(The exercise)
Find the number of lines containing the string "name" in the data. Answer with the number by itself.

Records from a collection
►

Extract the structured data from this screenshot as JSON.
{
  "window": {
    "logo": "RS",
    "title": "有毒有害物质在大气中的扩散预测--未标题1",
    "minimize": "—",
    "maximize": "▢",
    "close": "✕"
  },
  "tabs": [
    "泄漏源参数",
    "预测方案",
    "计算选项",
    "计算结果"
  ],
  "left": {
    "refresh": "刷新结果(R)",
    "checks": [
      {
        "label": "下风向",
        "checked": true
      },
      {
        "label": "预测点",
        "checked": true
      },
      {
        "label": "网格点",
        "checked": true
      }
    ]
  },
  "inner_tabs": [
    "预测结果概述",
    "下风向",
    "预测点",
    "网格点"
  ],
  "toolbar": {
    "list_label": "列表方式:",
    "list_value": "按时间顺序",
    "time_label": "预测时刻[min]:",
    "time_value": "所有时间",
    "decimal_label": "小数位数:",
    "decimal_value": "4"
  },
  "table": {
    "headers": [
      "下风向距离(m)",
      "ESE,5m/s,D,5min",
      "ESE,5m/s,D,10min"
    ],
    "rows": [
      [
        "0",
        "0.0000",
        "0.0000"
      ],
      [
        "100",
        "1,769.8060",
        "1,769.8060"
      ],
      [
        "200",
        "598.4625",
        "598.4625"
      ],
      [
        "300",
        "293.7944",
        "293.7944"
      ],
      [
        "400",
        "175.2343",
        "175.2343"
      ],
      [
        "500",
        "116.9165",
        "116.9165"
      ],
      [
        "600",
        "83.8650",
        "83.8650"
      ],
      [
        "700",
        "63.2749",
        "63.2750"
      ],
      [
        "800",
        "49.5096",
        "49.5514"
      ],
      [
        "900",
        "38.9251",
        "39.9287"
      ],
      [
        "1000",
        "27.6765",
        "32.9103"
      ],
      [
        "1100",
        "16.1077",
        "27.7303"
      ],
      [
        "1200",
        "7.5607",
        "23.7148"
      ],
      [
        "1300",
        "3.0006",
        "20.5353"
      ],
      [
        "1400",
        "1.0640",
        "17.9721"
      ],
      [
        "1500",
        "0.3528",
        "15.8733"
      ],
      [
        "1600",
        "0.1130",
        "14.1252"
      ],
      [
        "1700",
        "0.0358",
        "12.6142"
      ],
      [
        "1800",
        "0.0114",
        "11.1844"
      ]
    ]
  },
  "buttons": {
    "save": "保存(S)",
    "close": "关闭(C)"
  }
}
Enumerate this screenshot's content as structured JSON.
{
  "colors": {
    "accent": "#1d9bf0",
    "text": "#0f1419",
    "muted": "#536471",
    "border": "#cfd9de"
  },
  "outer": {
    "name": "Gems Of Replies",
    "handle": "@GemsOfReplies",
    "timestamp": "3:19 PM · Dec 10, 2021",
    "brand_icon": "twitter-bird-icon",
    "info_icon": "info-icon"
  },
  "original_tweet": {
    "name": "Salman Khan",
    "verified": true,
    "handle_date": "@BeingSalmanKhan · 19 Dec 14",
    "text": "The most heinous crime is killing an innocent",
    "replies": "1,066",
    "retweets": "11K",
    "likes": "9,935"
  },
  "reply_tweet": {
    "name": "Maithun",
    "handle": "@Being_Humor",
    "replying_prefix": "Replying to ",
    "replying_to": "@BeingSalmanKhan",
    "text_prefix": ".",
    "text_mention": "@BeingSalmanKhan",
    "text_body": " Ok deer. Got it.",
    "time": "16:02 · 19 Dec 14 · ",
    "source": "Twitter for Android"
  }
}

◄

(Solution to the problem)
3